# What the task requires
List the lines of this listing that hold the word "данные".

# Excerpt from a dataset
[start]
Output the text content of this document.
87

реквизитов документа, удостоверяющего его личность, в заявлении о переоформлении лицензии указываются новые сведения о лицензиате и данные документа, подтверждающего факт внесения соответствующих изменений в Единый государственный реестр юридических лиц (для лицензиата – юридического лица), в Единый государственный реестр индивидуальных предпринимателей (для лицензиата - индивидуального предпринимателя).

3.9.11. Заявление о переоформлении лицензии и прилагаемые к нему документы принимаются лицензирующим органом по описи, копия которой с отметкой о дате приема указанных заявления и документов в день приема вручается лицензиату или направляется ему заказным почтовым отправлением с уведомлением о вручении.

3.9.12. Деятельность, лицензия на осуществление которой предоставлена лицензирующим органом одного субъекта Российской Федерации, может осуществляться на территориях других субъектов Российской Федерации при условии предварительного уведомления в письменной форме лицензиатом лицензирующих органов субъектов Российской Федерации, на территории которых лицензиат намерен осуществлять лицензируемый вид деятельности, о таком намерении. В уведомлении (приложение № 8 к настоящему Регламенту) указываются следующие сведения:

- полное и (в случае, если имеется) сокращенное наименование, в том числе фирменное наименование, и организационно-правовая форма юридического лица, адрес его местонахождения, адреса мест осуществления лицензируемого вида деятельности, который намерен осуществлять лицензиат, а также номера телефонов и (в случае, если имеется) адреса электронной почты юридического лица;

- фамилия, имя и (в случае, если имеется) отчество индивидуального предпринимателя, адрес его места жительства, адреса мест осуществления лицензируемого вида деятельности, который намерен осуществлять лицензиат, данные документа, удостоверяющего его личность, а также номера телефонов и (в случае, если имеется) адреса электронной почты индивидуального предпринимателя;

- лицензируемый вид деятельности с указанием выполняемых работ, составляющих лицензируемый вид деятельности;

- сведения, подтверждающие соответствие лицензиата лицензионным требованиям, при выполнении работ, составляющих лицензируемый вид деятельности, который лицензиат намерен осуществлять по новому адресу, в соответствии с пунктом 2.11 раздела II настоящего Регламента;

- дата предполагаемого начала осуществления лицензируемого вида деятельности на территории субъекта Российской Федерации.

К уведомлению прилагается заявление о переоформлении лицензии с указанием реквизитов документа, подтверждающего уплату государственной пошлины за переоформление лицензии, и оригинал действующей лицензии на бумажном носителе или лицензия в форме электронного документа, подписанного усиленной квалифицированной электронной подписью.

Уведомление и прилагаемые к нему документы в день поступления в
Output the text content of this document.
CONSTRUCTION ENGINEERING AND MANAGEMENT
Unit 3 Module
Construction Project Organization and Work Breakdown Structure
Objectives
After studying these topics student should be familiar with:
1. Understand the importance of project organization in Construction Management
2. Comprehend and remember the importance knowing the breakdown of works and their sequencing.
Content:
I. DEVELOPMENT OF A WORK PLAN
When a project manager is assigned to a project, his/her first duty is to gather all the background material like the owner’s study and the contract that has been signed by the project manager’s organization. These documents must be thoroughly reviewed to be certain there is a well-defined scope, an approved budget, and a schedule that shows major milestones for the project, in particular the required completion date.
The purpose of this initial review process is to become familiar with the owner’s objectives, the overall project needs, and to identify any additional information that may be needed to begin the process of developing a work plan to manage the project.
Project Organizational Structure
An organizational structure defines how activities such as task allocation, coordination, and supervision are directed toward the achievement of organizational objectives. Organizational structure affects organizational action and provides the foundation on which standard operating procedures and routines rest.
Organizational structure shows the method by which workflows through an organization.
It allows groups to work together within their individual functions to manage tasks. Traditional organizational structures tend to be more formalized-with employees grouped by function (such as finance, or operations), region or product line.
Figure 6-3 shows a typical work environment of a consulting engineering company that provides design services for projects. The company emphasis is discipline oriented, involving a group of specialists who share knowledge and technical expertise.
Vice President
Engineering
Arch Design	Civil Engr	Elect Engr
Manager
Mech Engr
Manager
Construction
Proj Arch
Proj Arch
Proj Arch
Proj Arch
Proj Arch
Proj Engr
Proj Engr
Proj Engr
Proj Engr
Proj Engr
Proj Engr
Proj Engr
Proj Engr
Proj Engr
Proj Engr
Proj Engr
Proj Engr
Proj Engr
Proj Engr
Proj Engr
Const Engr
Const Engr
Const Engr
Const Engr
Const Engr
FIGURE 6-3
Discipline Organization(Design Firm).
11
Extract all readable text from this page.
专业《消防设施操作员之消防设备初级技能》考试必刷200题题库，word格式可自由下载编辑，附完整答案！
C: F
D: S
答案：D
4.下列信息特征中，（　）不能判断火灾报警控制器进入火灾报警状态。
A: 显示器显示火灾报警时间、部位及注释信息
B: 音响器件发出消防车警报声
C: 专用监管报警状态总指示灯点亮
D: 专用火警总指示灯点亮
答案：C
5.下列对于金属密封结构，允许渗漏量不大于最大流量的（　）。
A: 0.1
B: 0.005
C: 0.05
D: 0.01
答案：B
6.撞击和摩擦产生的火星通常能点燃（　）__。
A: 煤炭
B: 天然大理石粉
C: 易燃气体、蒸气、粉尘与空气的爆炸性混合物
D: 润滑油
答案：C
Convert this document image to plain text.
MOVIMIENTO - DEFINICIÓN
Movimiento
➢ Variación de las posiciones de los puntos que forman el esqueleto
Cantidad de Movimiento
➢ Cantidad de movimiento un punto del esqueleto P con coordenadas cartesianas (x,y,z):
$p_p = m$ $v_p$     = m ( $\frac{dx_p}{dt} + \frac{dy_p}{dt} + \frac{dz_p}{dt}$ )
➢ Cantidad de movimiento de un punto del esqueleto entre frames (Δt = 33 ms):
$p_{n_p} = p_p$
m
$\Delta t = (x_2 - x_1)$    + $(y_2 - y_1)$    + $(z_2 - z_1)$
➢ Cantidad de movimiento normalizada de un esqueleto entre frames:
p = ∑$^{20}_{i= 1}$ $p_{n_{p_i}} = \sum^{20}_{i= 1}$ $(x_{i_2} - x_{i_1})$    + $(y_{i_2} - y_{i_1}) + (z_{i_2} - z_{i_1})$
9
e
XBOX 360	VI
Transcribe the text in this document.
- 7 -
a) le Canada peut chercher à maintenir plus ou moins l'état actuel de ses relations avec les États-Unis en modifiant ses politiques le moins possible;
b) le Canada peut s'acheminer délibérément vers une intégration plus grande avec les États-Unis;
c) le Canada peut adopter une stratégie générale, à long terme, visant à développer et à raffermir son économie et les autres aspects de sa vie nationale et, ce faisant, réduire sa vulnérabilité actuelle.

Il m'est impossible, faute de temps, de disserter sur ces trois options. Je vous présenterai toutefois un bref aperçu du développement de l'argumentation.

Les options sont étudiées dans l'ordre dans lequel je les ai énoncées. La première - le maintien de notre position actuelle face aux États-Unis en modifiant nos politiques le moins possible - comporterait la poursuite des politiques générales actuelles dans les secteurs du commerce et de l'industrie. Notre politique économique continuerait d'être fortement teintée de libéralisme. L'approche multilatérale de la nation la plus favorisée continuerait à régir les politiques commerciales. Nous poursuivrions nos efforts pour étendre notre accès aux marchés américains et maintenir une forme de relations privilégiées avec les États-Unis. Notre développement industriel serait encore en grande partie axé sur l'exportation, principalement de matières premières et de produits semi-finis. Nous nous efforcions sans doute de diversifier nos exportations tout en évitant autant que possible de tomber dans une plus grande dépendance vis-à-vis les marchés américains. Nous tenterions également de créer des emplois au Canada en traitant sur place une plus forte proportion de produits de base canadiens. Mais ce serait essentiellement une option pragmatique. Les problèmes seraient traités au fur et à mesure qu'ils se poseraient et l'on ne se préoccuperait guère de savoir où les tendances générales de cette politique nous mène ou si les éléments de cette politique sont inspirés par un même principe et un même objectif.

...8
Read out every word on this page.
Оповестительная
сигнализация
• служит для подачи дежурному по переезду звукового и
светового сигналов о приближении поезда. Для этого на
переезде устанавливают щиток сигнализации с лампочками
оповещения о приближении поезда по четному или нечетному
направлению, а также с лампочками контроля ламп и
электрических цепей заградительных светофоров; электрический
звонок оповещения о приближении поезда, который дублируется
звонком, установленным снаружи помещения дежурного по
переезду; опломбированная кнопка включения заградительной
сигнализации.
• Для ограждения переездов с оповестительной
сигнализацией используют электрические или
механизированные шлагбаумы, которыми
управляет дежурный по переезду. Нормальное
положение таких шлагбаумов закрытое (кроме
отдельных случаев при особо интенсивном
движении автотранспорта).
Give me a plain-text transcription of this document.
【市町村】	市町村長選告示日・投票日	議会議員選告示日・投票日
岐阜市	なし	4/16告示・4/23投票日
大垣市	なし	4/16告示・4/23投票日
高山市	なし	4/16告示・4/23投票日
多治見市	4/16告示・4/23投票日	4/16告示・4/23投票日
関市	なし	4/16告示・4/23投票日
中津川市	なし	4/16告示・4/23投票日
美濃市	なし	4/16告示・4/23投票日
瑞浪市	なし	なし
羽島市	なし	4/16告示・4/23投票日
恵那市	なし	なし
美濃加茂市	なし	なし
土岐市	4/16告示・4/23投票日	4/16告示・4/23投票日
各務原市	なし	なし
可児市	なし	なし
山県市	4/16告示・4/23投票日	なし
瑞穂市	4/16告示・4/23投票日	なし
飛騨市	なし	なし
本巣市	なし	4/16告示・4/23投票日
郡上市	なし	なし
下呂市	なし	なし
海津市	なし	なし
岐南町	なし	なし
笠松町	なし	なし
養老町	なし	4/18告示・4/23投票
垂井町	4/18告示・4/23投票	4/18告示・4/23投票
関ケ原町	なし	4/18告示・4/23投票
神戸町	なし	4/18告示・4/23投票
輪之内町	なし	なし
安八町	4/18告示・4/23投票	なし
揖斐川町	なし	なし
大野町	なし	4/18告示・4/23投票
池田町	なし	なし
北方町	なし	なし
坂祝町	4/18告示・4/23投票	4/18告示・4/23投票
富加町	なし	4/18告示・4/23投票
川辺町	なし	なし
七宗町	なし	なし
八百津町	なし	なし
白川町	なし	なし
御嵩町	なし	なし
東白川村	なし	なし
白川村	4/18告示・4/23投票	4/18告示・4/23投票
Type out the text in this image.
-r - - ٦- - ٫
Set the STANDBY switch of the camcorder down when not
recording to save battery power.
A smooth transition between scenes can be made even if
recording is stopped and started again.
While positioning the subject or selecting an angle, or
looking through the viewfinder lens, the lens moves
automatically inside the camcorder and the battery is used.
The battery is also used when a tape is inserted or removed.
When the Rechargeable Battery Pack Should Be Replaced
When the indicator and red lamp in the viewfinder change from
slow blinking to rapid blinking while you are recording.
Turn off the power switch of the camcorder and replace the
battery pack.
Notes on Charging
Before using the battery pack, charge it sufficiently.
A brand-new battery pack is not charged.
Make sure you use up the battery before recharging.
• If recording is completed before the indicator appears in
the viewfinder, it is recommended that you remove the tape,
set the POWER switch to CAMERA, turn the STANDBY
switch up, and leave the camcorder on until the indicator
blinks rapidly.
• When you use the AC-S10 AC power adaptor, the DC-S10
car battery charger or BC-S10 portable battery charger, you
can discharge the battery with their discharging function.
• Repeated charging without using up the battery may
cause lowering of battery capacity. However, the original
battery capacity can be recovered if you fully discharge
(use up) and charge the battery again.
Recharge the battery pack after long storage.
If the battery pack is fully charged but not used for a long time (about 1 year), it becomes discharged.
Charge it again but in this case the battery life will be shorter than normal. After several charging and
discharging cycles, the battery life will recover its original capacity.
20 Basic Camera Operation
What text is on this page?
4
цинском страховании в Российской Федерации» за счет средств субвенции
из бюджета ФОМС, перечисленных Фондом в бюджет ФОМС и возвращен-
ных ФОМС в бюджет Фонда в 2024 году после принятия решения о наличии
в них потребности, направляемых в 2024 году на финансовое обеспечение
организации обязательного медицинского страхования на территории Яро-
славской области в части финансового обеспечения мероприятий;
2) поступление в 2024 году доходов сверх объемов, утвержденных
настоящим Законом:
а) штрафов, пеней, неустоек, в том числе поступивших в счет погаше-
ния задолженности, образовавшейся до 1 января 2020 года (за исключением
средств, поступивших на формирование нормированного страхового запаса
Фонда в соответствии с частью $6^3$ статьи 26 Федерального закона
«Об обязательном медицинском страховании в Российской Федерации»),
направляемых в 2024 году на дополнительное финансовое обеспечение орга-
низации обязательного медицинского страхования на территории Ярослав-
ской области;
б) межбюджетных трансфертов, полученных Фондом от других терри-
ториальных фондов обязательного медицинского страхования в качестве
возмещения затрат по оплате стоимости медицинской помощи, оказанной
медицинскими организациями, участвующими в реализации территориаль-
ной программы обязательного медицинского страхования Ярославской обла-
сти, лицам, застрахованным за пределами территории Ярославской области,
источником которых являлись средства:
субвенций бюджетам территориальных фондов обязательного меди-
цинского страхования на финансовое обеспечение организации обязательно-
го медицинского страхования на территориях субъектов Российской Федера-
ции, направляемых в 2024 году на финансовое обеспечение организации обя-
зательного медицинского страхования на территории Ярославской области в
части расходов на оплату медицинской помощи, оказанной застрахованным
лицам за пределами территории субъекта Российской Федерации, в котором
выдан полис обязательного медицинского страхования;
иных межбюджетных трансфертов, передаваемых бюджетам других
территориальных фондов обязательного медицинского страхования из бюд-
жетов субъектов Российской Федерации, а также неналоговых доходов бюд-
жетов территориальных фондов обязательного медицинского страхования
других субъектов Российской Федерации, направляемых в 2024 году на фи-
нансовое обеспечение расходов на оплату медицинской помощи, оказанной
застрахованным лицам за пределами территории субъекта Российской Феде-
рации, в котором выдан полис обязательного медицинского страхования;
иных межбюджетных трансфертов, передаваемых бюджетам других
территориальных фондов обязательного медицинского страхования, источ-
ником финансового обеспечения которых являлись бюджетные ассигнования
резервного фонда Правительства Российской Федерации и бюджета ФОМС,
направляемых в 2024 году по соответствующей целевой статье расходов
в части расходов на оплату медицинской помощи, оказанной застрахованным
[end]
# Written answer
реквизитов документа, удостоверяющего его личность, в заявлении о переоформлении лицензии указываются новые сведения о лицензиате и данные документа, подтверждающего факт внесения соответствующих изменений в Единый государственный реестр юридических лиц (для лицензиата – юридического лица), в Единый государственный реестр индивидуальных предпринимателей (для лицензиата - индивидуального предпринимателя).
- фамилия, имя и (в случае, если имеется) отчество индивидуального предпринимателя, адрес его места жительства, адреса мест осуществления лицензируемого вида деятельности, который намерен осуществлять лицензиат, данные документа, удостоверяющего его личность, а также номера телефонов и (в случае, если имеется) адреса электронной почты индивидуального предпринимателя;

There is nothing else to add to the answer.